Keep only the lines of the data below that contain "type", and copy them.
** START Entries **
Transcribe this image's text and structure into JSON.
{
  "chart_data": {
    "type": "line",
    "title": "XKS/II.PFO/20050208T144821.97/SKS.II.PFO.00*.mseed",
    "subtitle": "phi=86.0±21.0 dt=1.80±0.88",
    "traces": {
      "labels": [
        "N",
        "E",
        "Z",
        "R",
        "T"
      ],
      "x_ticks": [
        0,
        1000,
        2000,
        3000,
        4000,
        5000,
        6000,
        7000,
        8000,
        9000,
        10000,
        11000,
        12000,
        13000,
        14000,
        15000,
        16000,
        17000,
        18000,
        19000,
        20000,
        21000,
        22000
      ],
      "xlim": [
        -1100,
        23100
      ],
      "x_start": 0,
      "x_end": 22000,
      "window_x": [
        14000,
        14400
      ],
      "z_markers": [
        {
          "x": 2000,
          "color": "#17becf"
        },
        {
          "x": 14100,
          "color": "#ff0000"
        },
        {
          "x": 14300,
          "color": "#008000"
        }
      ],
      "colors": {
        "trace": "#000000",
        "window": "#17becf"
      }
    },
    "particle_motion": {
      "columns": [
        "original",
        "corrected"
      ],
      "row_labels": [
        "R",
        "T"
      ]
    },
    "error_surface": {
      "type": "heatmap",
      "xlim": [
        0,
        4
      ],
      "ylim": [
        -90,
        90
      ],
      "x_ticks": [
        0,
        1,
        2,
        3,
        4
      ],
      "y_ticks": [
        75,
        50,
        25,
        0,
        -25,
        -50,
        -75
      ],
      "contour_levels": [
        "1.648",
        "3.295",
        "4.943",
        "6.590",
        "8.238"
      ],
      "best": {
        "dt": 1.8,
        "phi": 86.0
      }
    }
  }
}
** END Entries **
** START Entries **
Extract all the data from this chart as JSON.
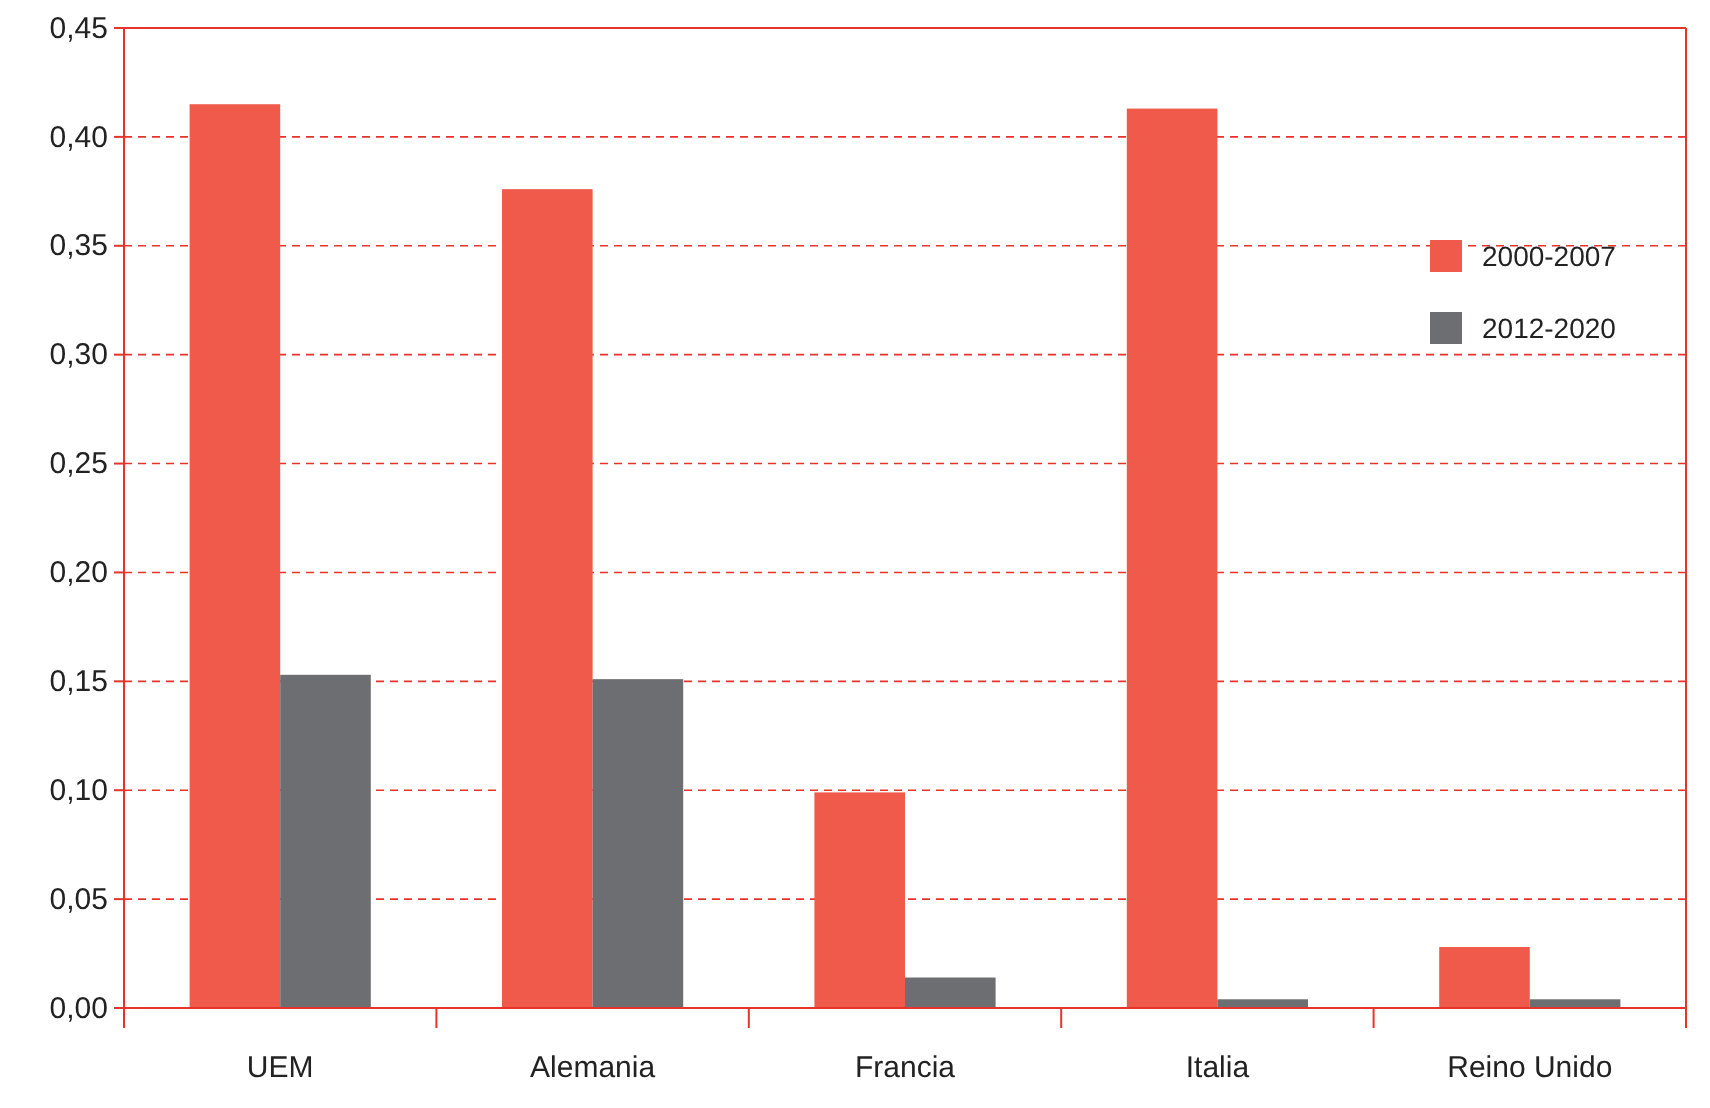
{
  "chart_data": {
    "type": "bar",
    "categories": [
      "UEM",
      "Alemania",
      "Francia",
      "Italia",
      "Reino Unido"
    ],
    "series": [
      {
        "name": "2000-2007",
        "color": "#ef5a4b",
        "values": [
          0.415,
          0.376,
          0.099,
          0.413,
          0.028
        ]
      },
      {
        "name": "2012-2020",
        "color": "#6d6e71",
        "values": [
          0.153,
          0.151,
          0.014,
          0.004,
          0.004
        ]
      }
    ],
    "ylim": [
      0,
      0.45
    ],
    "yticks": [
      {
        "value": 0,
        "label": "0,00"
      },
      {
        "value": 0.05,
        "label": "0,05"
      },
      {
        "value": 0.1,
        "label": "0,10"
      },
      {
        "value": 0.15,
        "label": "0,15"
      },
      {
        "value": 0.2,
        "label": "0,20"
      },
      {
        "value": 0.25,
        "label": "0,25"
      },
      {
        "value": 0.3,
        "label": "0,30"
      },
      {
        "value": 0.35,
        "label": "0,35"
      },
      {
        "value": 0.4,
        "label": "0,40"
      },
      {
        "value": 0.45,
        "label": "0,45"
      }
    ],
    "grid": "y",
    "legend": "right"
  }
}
** END Entries **
** START Entries **
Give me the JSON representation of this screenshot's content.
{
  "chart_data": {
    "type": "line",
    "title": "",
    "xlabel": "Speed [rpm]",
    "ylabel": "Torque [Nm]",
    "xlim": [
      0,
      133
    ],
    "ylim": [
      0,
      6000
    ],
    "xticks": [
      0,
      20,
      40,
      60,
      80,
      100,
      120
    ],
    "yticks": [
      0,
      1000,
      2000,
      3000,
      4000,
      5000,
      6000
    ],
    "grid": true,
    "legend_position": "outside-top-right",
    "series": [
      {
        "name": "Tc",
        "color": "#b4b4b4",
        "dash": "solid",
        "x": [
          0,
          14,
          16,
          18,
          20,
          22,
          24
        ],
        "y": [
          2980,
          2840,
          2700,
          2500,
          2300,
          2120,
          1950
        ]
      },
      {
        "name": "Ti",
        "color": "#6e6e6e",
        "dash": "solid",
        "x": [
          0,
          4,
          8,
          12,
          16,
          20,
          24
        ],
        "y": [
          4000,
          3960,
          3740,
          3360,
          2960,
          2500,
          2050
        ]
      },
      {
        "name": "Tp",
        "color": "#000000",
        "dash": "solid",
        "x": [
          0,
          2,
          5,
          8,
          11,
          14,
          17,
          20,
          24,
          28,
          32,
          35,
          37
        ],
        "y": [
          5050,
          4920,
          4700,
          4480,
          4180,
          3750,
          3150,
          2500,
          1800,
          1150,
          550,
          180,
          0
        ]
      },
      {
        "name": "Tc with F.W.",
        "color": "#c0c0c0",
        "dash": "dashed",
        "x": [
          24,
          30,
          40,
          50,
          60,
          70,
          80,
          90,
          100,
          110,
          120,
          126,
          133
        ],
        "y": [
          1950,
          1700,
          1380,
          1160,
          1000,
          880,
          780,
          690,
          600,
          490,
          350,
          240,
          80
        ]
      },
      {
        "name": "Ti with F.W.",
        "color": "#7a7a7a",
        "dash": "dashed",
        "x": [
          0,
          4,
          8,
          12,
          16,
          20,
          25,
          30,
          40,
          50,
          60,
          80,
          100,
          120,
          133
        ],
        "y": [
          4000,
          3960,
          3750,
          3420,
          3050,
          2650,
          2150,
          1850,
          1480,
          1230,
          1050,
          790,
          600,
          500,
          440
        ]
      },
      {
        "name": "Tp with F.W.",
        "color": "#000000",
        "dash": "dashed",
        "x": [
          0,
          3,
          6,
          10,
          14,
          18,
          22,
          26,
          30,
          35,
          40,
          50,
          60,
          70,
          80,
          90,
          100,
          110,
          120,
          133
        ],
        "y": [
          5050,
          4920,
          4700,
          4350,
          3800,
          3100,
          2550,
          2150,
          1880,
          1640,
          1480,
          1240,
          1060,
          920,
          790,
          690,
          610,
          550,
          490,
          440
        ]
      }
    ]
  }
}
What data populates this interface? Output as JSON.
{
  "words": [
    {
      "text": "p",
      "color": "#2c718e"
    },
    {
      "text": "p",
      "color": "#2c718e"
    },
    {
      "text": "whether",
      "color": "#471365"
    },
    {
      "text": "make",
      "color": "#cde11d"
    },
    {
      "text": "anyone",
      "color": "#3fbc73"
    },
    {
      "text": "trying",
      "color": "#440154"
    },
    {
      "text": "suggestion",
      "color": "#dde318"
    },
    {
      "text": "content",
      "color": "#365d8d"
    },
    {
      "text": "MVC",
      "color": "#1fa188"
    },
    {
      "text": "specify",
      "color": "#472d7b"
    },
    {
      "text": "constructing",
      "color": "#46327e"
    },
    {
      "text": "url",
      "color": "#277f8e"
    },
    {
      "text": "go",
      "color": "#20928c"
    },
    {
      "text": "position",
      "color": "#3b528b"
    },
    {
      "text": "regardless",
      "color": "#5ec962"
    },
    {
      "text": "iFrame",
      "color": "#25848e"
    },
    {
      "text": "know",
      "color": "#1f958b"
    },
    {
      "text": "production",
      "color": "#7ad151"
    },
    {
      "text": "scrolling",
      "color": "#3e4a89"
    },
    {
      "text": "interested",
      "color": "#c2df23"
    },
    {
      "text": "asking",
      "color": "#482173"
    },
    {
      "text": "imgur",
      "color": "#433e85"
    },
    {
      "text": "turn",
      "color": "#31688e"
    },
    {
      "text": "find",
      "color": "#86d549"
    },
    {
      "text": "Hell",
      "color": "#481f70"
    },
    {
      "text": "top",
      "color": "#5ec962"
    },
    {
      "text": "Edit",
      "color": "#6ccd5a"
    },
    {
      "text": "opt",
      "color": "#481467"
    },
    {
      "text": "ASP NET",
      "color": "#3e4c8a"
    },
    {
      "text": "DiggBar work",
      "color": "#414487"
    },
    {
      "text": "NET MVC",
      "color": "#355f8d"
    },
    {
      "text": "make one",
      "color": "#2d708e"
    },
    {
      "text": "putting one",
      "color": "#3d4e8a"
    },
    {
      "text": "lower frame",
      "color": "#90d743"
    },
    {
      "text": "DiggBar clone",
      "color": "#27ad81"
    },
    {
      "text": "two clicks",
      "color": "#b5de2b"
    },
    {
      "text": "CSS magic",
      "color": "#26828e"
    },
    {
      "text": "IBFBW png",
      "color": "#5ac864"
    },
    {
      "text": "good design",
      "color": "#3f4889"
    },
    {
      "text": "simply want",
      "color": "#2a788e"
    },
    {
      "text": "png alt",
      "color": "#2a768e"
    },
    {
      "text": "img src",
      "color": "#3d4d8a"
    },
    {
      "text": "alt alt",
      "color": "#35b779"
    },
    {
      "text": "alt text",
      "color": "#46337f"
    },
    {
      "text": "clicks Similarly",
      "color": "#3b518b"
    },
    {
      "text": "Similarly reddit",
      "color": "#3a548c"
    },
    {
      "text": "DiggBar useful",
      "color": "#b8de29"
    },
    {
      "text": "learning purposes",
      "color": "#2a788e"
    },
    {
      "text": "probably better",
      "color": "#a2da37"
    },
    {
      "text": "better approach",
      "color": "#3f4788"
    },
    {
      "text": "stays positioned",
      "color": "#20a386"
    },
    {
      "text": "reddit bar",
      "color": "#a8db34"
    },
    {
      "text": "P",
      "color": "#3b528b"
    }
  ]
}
** END Entries **
Response to the exercise:
    "type": "line",
      "type": "heatmap",
    "type": "bar",
    "type": "line",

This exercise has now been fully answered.